───── Given records

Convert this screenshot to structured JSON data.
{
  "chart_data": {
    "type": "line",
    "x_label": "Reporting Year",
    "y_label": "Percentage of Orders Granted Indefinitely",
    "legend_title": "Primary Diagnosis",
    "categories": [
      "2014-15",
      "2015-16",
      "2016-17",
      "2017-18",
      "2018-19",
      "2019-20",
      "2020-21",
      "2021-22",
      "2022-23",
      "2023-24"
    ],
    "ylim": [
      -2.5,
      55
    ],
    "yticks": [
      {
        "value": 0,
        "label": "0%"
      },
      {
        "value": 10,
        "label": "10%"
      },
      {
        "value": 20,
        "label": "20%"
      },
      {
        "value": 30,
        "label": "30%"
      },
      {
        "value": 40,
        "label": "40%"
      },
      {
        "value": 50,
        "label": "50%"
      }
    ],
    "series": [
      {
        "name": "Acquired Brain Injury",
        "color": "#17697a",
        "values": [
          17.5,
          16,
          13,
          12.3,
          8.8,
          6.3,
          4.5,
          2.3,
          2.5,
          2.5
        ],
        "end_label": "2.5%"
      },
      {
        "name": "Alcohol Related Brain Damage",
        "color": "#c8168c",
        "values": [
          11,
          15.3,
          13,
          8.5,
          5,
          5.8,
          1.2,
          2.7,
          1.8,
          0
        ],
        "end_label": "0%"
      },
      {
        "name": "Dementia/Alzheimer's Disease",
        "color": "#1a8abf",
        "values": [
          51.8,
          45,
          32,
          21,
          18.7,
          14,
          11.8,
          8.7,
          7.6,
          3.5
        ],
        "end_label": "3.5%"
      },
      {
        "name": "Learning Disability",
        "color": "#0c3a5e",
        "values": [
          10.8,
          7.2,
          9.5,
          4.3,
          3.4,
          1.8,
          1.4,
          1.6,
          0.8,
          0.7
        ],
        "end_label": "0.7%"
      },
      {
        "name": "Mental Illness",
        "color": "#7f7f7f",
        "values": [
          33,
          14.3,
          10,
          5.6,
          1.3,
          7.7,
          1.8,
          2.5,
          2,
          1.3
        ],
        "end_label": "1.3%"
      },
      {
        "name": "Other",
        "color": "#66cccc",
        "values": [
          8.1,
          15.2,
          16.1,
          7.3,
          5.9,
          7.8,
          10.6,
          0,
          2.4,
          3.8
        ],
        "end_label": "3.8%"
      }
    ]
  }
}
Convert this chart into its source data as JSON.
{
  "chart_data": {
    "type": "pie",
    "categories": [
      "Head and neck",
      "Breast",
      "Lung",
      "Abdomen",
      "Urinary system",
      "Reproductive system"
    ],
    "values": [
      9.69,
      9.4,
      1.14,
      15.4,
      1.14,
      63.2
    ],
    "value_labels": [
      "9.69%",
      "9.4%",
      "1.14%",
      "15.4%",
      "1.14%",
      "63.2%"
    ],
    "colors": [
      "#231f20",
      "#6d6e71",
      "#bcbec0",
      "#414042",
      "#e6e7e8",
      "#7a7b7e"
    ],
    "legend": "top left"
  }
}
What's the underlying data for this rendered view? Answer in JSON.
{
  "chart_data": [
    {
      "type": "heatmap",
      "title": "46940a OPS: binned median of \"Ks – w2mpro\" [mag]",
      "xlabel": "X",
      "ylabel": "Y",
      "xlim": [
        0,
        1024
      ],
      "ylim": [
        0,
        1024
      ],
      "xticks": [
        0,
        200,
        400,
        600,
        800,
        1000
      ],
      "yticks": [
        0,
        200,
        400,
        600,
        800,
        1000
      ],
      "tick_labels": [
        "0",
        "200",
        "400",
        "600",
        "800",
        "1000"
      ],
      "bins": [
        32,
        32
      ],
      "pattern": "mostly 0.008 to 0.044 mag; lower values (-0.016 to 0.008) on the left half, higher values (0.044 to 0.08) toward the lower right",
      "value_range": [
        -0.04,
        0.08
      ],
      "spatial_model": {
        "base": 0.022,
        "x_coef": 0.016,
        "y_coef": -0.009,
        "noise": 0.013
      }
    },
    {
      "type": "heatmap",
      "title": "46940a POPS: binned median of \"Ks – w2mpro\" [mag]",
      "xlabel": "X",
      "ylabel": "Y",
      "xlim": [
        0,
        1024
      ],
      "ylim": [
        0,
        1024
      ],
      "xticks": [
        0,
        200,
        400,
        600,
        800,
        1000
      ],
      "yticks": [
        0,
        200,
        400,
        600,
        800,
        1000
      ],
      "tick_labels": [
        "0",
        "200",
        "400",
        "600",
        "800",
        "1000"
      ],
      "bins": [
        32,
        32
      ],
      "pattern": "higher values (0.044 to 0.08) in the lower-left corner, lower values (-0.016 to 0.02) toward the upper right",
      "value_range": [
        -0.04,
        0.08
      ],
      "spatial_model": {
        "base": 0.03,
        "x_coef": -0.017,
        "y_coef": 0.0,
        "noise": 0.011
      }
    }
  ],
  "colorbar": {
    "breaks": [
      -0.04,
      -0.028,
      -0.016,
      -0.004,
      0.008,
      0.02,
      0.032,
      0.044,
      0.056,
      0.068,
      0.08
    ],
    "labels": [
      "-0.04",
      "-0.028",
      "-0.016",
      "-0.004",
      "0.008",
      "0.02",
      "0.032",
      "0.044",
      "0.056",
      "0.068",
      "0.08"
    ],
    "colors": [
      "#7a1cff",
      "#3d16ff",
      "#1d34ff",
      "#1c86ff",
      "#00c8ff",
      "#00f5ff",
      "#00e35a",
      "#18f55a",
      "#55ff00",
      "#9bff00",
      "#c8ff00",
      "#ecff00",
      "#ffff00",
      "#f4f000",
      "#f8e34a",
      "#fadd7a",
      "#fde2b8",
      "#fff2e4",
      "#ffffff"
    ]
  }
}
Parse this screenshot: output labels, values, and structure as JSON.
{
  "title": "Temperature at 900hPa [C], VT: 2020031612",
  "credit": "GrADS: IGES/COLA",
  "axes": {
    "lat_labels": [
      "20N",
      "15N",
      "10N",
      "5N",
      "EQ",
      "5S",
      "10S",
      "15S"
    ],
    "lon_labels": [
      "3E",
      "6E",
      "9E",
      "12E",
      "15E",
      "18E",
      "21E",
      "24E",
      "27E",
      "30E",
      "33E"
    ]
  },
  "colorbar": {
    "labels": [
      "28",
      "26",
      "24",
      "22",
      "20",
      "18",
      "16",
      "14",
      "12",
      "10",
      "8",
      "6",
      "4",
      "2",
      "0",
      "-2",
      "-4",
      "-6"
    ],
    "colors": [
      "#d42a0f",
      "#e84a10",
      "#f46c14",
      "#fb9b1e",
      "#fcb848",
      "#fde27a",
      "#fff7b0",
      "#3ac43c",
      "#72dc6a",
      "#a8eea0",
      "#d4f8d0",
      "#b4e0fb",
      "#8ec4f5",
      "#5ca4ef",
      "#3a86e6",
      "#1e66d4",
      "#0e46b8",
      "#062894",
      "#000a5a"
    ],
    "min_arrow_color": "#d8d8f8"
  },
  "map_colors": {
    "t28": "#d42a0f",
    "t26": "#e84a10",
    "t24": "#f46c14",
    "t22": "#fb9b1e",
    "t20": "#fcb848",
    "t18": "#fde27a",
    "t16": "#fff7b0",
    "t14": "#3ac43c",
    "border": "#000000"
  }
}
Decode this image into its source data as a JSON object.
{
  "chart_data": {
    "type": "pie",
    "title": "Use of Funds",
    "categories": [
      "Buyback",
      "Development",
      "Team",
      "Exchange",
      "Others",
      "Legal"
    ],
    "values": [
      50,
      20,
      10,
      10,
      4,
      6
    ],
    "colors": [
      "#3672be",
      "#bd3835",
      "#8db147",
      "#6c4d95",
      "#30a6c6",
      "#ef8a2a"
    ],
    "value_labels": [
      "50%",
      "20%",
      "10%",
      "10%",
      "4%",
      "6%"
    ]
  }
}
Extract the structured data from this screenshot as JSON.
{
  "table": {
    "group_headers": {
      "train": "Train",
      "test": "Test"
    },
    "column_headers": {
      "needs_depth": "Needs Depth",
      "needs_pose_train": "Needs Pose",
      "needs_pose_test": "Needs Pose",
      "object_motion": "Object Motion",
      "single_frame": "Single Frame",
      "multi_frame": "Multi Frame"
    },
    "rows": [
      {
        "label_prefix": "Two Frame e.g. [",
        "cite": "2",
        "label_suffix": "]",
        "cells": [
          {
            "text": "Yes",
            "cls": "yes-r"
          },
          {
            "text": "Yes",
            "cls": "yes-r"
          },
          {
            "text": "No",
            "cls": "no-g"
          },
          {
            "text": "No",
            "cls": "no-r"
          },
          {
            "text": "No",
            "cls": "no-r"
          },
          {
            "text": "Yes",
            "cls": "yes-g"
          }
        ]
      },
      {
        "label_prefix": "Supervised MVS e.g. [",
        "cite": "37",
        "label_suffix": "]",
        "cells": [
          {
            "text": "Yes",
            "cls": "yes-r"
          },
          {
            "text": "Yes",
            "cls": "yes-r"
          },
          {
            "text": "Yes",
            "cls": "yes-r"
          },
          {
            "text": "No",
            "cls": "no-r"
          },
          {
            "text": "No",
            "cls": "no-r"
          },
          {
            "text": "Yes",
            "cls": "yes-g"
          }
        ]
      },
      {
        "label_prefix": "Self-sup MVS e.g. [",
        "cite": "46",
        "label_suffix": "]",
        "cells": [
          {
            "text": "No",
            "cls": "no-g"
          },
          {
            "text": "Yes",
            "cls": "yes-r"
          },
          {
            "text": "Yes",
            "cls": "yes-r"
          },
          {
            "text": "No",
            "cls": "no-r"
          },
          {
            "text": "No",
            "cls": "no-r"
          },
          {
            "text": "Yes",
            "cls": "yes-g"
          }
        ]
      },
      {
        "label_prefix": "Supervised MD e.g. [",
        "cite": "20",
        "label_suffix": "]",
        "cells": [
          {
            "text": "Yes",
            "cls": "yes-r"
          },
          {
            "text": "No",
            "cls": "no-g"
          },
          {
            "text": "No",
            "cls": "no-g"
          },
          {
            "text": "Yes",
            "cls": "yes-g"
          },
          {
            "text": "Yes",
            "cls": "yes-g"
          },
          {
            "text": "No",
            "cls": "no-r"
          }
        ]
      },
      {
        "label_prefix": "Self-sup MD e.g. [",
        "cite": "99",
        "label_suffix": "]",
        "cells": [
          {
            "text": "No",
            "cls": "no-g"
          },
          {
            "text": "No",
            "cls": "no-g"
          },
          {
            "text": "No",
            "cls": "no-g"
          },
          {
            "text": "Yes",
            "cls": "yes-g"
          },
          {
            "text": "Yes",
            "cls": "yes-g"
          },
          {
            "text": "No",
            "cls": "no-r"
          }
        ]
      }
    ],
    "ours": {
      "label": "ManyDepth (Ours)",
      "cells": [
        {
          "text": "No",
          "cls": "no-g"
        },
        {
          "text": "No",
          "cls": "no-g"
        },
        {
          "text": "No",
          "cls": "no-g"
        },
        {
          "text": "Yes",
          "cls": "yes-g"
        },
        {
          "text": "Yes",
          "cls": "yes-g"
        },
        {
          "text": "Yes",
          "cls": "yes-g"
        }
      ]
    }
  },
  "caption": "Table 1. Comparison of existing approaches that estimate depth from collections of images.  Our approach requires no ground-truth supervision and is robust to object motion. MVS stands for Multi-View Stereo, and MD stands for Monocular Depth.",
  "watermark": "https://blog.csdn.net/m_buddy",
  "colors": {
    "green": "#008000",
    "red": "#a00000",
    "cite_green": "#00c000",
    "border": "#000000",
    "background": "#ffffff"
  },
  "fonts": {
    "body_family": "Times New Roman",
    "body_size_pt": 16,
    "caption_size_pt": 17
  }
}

──────────

» **What you should do**
Make a copy of each line that contains the string "right".

» **Task answer**
      "pattern": "mostly 0.008 to 0.044 mag; lower values (-0.016 to 0.008) on the left half, higher values (0.044 to 0.08) toward the lower right",
      "pattern": "higher values (0.044 to 0.08) in the lower-left corner, lower values (-0.016 to 0.02) toward the upper right",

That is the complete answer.